[start]

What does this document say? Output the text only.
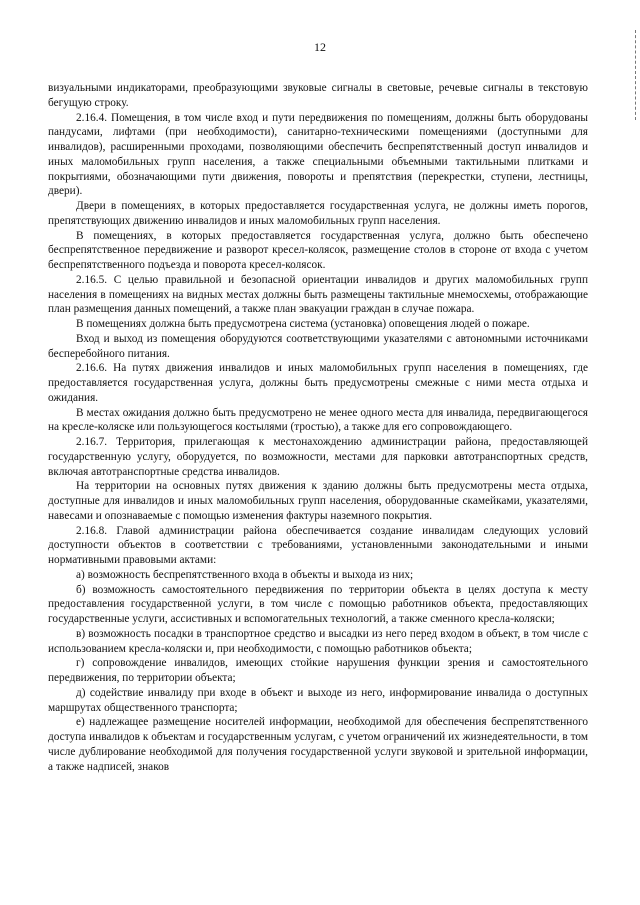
12

визуальными индикаторами, преобразующими звуковые сигналы в световые, речевые сигналы в текстовую бегущую строку.

2.16.4. Помещения, в том числе вход и пути передвижения по помещениям, должны быть оборудованы пандусами, лифтами (при необходимости), санитарно-техническими помещениями (доступными для инвалидов), расширенными проходами, позволяющими обеспечить беспрепятственный доступ инвалидов и иных маломобильных групп населения, а также специальными объемными тактильными плитками и покрытиями, обозначающими пути движения, повороты и препятствия (перекрестки, ступени, лестницы, двери).

Двери в помещениях, в которых предоставляется государственная услуга, не должны иметь порогов, препятствующих движению инвалидов и иных маломобильных групп населения.

В помещениях, в которых предоставляется государственная услуга, должно быть обеспечено беспрепятственное передвижение и разворот кресел-колясок, размещение столов в стороне от входа с учетом беспрепятственного подъезда и поворота кресел-колясок.

2.16.5. С целью правильной и безопасной ориентации инвалидов и других маломобильных групп населения в помещениях на видных местах должны быть размещены тактильные мнемосхемы, отображающие план размещения данных помещений, а также план эвакуации граждан в случае пожара.

В помещениях должна быть предусмотрена система (установка) оповещения людей о пожаре.

Вход и выход из помещения оборудуются соответствующими указателями с автономными источниками бесперебойного питания.

2.16.6. На путях движения инвалидов и иных маломобильных групп населения в помещениях, где предоставляется государственная услуга, должны быть предусмотрены смежные с ними места отдыха и ожидания.

В местах ожидания должно быть предусмотрено не менее одного места для инвалида, передвигающегося на кресле-коляске или пользующегося костылями (тростью), а также для его сопровождающего.

2.16.7. Территория, прилегающая к местонахождению администрации района, предоставляющей государственную услугу, оборудуется, по возможности, местами для парковки автотранспортных средств, включая автотранспортные средства инвалидов.

На территории на основных путях движения к зданию должны быть предусмотрены места отдыха, доступные для инвалидов и иных маломобильных групп населения, оборудованные скамейками, указателями, навесами и опознаваемые с помощью изменения фактуры наземного покрытия.

2.16.8. Главой администрации района обеспечивается создание инвалидам следующих условий доступности объектов в соответствии с требованиями, установленными законодательными и иными нормативными правовыми актами:

а) возможность беспрепятственного входа в объекты и выхода из них;

б) возможность самостоятельного передвижения по территории объекта в целях доступа к месту предоставления государственной услуги, в том числе с помощью работников объекта, предоставляющих государственные услуги, ассистивных и вспомогательных технологий, а также сменного кресла-коляски;

в) возможность посадки в транспортное средство и высадки из него перед входом в объект, в том числе с использованием кресла-коляски и, при необходимости, с помощью работников объекта;

г) сопровождение инвалидов, имеющих стойкие нарушения функции зрения и самостоятельного передвижения, по территории объекта;

д) содействие инвалиду при входе в объект и выходе из него, информирование инвалида о доступных маршрутах общественного транспорта;

е) надлежащее размещение носителей информации, необходимой для обеспечения беспрепятственного доступа инвалидов к объектам и государственным услугам, с учетом ограничений их жизнедеятельности, в том числе дублирование необходимой для получения государственной услуги звуковой и зрительной информации, а также надписей, знаков
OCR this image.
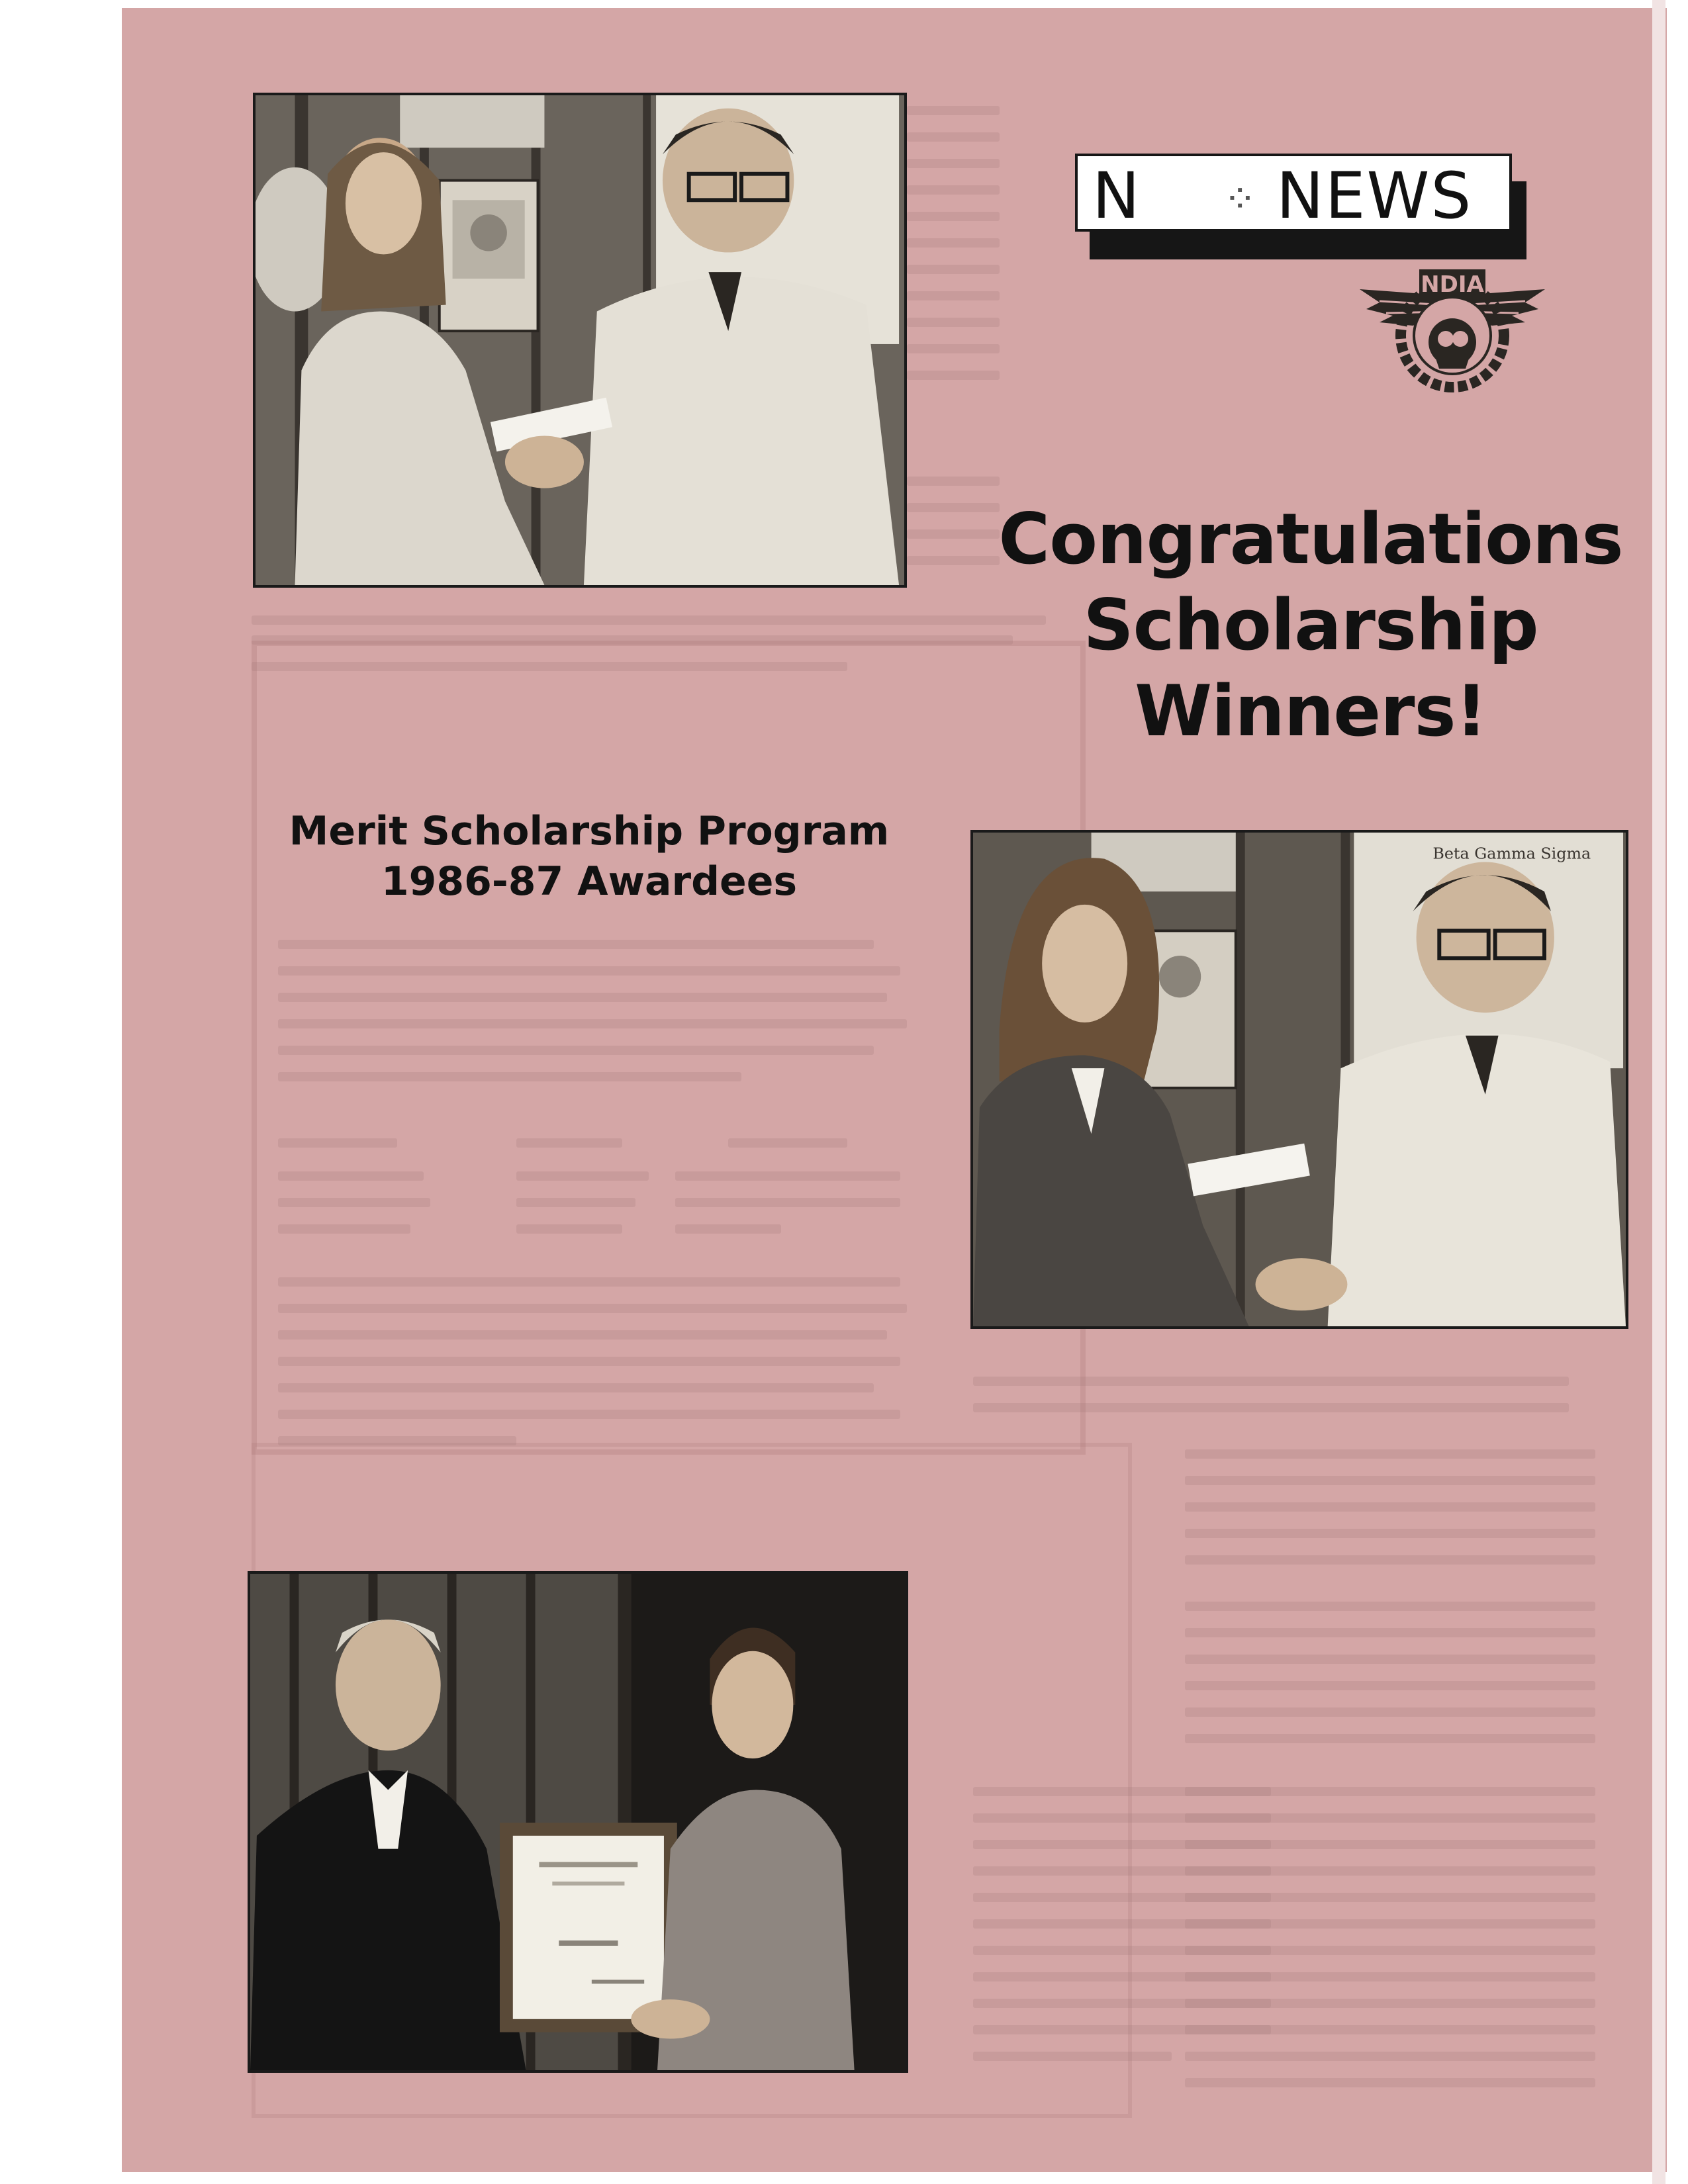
Beta Gamma Sigma
N ⁘ NEWS
NDIA
Congratulations
Scholarship
Winners!
Merit Scholarship Program
1986-87 Awardees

[end]

THE REQUEST
Filter out every line that lacks the word "государственная", and copy the rest.

EXPECTED ANSWER
Двери в помещениях, в которых предоставляется государственная услуга, не должны иметь порогов, препятствующих движению инвалидов и иных маломобильных групп населения.
В помещениях, в которых предоставляется государственная услуга, должно быть обеспечено беспрепятственное передвижение и разворот кресел-колясок, размещение столов в стороне от входа с учетом беспрепятственного подъезда и поворота кресел-колясок.
2.16.6. На путях движения инвалидов и иных маломобильных групп населения в помещениях, где предоставляется государственная услуга, должны быть предусмотрены смежные с ними места отдыха и ожидания.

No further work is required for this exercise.